Leave out the pictures and transcribe the rest of the records exactly.

## DATA FOR THIS TASK
#####

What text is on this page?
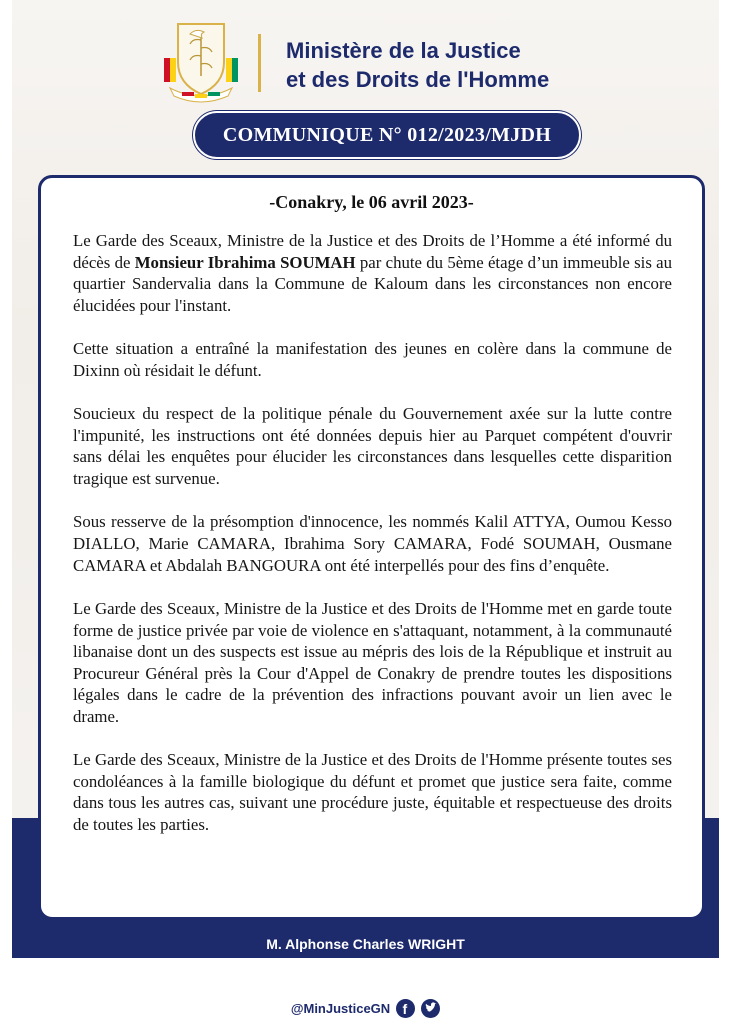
Ministère de la Justice
et des Droits de l'Homme
COMMUNIQUE N° 012/2023/MJDH
-Conakry, le 06 avril 2023-

Le Garde des Sceaux, Ministre de la Justice et des Droits de l’Homme a été informé du décès de Monsieur Ibrahima SOUMAH par chute du 5ème étage d’un immeuble sis au quartier Sandervalia dans la Commune de Kaloum dans les circonstances non encore élucidées pour l'instant.

Cette situation a entraîné la manifestation des jeunes en colère dans la commune de Dixinn où résidait le défunt.

Soucieux du respect de la politique pénale du Gouvernement axée sur la lutte contre l'impunité, les instructions ont été données depuis hier au Parquet compétent d'ouvrir sans délai les enquêtes pour élucider les circonstances dans lesquelles cette disparition tragique est survenue.

Sous resserve de la présomption d'innocence, les nommés Kalil ATTYA, Oumou Kesso DIALLO, Marie CAMARA, Ibrahima Sory CAMARA, Fodé SOUMAH, Ousmane CAMARA et Abdalah BANGOURA ont été interpellés pour des fins d’enquête.

Le Garde des Sceaux, Ministre de la Justice et des Droits de l'Homme met en garde toute forme de justice privée par voie de violence en s'attaquant, notamment, à la communauté libanaise dont un des suspects est issue au mépris des lois de la République et instruit au Procureur Général près la Cour d'Appel de Conakry de prendre toutes les dispositions légales dans le cadre de la prévention des infractions pouvant avoir un lien avec le drame.

Le Garde des Sceaux, Ministre de la Justice et des Droits de l'Homme présente toutes ses condoléances à la famille biologique du défunt et promet que justice sera faite, comme dans tous les autres cas, suivant une procédure juste, équitable et respectueuse des droits de toutes les parties.

M. Alphonse Charles WRIGHT
Ministre de la Justice et des Droits de l'Homme
@MinJusticeGN f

#####

## RESPONSE TO THIS EXERCISE
What text is on this page?
Ministère de la Justice
et des Droits de l'Homme
COMMUNIQUE N° 012/2023/MJDH
-Conakry, le 06 avril 2023-

Le Garde des Sceaux, Ministre de la Justice et des Droits de l’Homme a été informé du décès de Monsieur Ibrahima SOUMAH par chute du 5ème étage d’un immeuble sis au quartier Sandervalia dans la Commune de Kaloum dans les circonstances non encore élucidées pour l'instant.

Cette situation a entraîné la manifestation des jeunes en colère dans la commune de Dixinn où résidait le défunt.

Soucieux du respect de la politique pénale du Gouvernement axée sur la lutte contre l'impunité, les instructions ont été données depuis hier au Parquet compétent d'ouvrir sans délai les enquêtes pour élucider les circonstances dans lesquelles cette disparition tragique est survenue.

Sous resserve de la présomption d'innocence, les nommés Kalil ATTYA, Oumou Kesso DIALLO, Marie CAMARA, Ibrahima Sory CAMARA, Fodé SOUMAH, Ousmane CAMARA et Abdalah BANGOURA ont été interpellés pour des fins d’enquête.

Le Garde des Sceaux, Ministre de la Justice et des Droits de l'Homme met en garde toute forme de justice privée par voie de violence en s'attaquant, notamment, à la communauté libanaise dont un des suspects est issue au mépris des lois de la République et instruit au Procureur Général près la Cour d'Appel de Conakry de prendre toutes les dispositions légales dans le cadre de la prévention des infractions pouvant avoir un lien avec le drame.

Le Garde des Sceaux, Ministre de la Justice et des Droits de l'Homme présente toutes ses condoléances à la famille biologique du défunt et promet que justice sera faite, comme dans tous les autres cas, suivant une procédure juste, équitable et respectueuse des droits de toutes les parties.

M. Alphonse Charles WRIGHT
Ministre de la Justice et des Droits de l'Homme
@MinJusticeGN f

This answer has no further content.